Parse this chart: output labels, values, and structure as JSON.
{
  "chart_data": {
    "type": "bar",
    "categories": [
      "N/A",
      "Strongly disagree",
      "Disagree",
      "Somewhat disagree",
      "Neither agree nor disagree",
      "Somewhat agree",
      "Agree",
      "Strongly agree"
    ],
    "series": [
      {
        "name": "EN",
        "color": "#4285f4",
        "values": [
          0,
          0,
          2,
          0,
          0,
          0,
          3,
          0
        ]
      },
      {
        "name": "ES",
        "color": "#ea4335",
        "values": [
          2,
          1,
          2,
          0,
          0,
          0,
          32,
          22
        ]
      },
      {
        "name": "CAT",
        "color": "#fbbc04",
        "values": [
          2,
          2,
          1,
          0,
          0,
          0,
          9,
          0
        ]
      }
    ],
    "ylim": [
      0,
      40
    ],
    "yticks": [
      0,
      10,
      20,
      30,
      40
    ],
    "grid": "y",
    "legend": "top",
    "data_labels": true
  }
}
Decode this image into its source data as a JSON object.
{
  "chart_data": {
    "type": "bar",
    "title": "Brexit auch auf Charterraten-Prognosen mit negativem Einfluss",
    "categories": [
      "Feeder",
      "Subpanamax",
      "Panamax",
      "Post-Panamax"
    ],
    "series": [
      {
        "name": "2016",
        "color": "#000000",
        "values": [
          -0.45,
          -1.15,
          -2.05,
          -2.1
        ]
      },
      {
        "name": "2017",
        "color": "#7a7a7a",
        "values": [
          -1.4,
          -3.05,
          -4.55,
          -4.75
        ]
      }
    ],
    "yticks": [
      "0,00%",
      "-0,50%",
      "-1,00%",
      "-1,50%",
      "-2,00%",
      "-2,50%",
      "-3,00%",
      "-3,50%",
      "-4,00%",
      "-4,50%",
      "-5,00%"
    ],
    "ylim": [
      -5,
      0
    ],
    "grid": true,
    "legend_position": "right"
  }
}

★ ★ ★ ★ ★ ★ ★

TASK TO CARRY OUT => Extract each entry in full and write it down exactly.

EXERCISE ANSWER =>
Parse this chart: output labels, values, and structure as JSON.
{
  "chart_data": {
    "type": "bar",
    "categories": [
      "N/A",
      "Strongly disagree",
      "Disagree",
      "Somewhat disagree",
      "Neither agree nor disagree",
      "Somewhat agree",
      "Agree",
      "Strongly agree"
    ],
    "series": [
      {
        "name": "EN",
        "color": "#4285f4",
        "values": [
          0,
          0,
          2,
          0,
          0,
          0,
          3,
          0
        ]
      },
      {
        "name": "ES",
        "color": "#ea4335",
        "values": [
          2,
          1,
          2,
          0,
          0,
          0,
          32,
          22
        ]
      },
      {
        "name": "CAT",
        "color": "#fbbc04",
        "values": [
          2,
          2,
          1,
          0,
          0,
          0,
          9,
          0
        ]
      }
    ],
    "ylim": [
      0,
      40
    ],
    "yticks": [
      0,
      10,
      20,
      30,
      40
    ],
    "grid": "y",
    "legend": "top",
    "data_labels": true
  }
}
Decode this image into its source data as a JSON object.
{
  "chart_data": {
    "type": "bar",
    "title": "Brexit auch auf Charterraten-Prognosen mit negativem Einfluss",
    "categories": [
      "Feeder",
      "Subpanamax",
      "Panamax",
      "Post-Panamax"
    ],
    "series": [
      {
        "name": "2016",
        "color": "#000000",
        "values": [
          -0.45,
          -1.15,
          -2.05,
          -2.1
        ]
      },
      {
        "name": "2017",
        "color": "#7a7a7a",
        "values": [
          -1.4,
          -3.05,
          -4.55,
          -4.75
        ]
      }
    ],
    "yticks": [
      "0,00%",
      "-0,50%",
      "-1,00%",
      "-1,50%",
      "-2,00%",
      "-2,50%",
      "-3,00%",
      "-3,50%",
      "-4,00%",
      "-4,50%",
      "-5,00%"
    ],
    "ylim": [
      -5,
      0
    ],
    "grid": true,
    "legend_position": "right"
  }
}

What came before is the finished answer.